Would you write out the entries below, every one of them, exactly?

Recorded data
▼
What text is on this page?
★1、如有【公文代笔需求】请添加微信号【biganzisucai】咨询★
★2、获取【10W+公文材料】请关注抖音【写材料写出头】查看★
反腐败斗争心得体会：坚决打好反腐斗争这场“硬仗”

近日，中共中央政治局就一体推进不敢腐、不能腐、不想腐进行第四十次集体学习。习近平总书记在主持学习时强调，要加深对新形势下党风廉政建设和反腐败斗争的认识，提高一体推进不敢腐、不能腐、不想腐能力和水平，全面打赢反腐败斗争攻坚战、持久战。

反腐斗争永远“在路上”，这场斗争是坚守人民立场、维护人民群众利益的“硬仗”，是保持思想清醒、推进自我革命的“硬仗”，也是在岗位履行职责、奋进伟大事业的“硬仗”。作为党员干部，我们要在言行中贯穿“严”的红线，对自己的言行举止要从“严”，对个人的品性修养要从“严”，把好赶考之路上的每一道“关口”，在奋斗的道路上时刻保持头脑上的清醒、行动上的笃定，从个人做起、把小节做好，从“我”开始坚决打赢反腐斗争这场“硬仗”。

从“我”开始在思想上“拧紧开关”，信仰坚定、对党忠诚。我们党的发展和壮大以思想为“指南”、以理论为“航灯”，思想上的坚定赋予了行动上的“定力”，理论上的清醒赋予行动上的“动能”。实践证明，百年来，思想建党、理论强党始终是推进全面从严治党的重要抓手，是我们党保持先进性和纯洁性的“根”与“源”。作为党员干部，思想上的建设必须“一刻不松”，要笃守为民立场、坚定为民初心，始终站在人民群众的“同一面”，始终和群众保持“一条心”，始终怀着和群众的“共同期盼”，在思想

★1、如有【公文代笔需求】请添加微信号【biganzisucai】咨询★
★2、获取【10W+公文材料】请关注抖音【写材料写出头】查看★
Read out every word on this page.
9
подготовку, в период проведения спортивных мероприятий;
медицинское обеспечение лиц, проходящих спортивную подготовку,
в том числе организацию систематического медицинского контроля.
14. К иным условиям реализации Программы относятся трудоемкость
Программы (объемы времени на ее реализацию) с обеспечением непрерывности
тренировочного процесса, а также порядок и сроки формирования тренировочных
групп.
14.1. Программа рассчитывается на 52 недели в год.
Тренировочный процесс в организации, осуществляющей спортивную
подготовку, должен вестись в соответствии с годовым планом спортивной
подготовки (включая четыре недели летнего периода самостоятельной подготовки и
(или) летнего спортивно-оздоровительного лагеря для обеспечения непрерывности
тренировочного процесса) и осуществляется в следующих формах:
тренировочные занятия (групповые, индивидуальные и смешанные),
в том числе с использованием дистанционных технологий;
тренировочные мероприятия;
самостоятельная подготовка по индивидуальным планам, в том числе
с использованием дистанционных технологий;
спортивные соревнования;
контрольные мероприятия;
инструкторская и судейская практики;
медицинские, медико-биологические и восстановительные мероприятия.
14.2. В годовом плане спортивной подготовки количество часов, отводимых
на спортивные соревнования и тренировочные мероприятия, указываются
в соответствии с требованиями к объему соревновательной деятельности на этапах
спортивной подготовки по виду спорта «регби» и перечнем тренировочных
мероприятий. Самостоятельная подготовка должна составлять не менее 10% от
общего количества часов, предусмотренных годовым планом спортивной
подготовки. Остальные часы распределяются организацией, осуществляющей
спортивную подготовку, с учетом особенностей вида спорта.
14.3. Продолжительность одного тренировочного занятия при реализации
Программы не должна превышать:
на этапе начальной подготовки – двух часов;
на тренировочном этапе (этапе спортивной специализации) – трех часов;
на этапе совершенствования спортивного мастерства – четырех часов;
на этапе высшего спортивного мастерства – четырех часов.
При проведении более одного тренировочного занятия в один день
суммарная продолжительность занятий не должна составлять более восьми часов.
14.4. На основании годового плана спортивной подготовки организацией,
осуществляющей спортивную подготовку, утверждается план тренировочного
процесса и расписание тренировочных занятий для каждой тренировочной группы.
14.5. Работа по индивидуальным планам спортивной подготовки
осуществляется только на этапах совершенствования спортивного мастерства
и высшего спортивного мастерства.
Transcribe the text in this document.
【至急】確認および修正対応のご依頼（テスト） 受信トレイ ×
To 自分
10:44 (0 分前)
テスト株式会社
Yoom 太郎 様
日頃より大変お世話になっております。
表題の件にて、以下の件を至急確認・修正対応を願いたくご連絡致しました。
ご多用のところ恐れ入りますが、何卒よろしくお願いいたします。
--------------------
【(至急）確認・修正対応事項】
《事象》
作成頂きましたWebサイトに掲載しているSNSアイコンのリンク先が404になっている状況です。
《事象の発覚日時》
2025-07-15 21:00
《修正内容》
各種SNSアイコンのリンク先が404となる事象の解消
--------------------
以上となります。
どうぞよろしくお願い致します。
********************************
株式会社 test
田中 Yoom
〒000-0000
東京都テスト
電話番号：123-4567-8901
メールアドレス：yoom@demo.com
▲
Full response
What text is on this page?
★1、如有【公文代笔需求】请添加微信号【biganzisucai】咨询★
★2、获取【10W+公文材料】请关注抖音【写材料写出头】查看★
反腐败斗争心得体会：坚决打好反腐斗争这场“硬仗”

近日，中共中央政治局就一体推进不敢腐、不能腐、不想腐进行第四十次集体学习。习近平总书记在主持学习时强调，要加深对新形势下党风廉政建设和反腐败斗争的认识，提高一体推进不敢腐、不能腐、不想腐能力和水平，全面打赢反腐败斗争攻坚战、持久战。

反腐斗争永远“在路上”，这场斗争是坚守人民立场、维护人民群众利益的“硬仗”，是保持思想清醒、推进自我革命的“硬仗”，也是在岗位履行职责、奋进伟大事业的“硬仗”。作为党员干部，我们要在言行中贯穿“严”的红线，对自己的言行举止要从“严”，对个人的品性修养要从“严”，把好赶考之路上的每一道“关口”，在奋斗的道路上时刻保持头脑上的清醒、行动上的笃定，从个人做起、把小节做好，从“我”开始坚决打赢反腐斗争这场“硬仗”。

从“我”开始在思想上“拧紧开关”，信仰坚定、对党忠诚。我们党的发展和壮大以思想为“指南”、以理论为“航灯”，思想上的坚定赋予了行动上的“定力”，理论上的清醒赋予行动上的“动能”。实践证明，百年来，思想建党、理论强党始终是推进全面从严治党的重要抓手，是我们党保持先进性和纯洁性的“根”与“源”。作为党员干部，思想上的建设必须“一刻不松”，要笃守为民立场、坚定为民初心，始终站在人民群众的“同一面”，始终和群众保持“一条心”，始终怀着和群众的“共同期盼”，在思想

★1、如有【公文代笔需求】请添加微信号【biganzisucai】咨询★
★2、获取【10W+公文材料】请关注抖音【写材料写出头】查看★
Read out every word on this page.
9
подготовку, в период проведения спортивных мероприятий;
медицинское обеспечение лиц, проходящих спортивную подготовку,
в том числе организацию систематического медицинского контроля.
14. К иным условиям реализации Программы относятся трудоемкость
Программы (объемы времени на ее реализацию) с обеспечением непрерывности
тренировочного процесса, а также порядок и сроки формирования тренировочных
групп.
14.1. Программа рассчитывается на 52 недели в год.
Тренировочный процесс в организации, осуществляющей спортивную
подготовку, должен вестись в соответствии с годовым планом спортивной
подготовки (включая четыре недели летнего периода самостоятельной подготовки и
(или) летнего спортивно-оздоровительного лагеря для обеспечения непрерывности
тренировочного процесса) и осуществляется в следующих формах:
тренировочные занятия (групповые, индивидуальные и смешанные),
в том числе с использованием дистанционных технологий;
тренировочные мероприятия;
самостоятельная подготовка по индивидуальным планам, в том числе
с использованием дистанционных технологий;
спортивные соревнования;
контрольные мероприятия;
инструкторская и судейская практики;
медицинские, медико-биологические и восстановительные мероприятия.
14.2. В годовом плане спортивной подготовки количество часов, отводимых
на спортивные соревнования и тренировочные мероприятия, указываются
в соответствии с требованиями к объему соревновательной деятельности на этапах
спортивной подготовки по виду спорта «регби» и перечнем тренировочных
мероприятий. Самостоятельная подготовка должна составлять не менее 10% от
общего количества часов, предусмотренных годовым планом спортивной
подготовки. Остальные часы распределяются организацией, осуществляющей
спортивную подготовку, с учетом особенностей вида спорта.
14.3. Продолжительность одного тренировочного занятия при реализации
Программы не должна превышать:
на этапе начальной подготовки – двух часов;
на тренировочном этапе (этапе спортивной специализации) – трех часов;
на этапе совершенствования спортивного мастерства – четырех часов;
на этапе высшего спортивного мастерства – четырех часов.
При проведении более одного тренировочного занятия в один день
суммарная продолжительность занятий не должна составлять более восьми часов.
14.4. На основании годового плана спортивной подготовки организацией,
осуществляющей спортивную подготовку, утверждается план тренировочного
процесса и расписание тренировочных занятий для каждой тренировочной группы.
14.5. Работа по индивидуальным планам спортивной подготовки
осуществляется только на этапах совершенствования спортивного мастерства
и высшего спортивного мастерства.
Transcribe the text in this document.
【至急】確認および修正対応のご依頼（テスト） 受信トレイ ×
To 自分
10:44 (0 分前)
テスト株式会社
Yoom 太郎 様
日頃より大変お世話になっております。
表題の件にて、以下の件を至急確認・修正対応を願いたくご連絡致しました。
ご多用のところ恐れ入りますが、何卒よろしくお願いいたします。
--------------------
【(至急）確認・修正対応事項】
《事象》
作成頂きましたWebサイトに掲載しているSNSアイコンのリンク先が404になっている状況です。
《事象の発覚日時》
2025-07-15 21:00
《修正内容》
各種SNSアイコンのリンク先が404となる事象の解消
--------------------
以上となります。
どうぞよろしくお願い致します。
********************************
株式会社 test
田中 Yoom
〒000-0000
東京都テスト
電話番号：123-4567-8901
メールアドレス：yoom@demo.com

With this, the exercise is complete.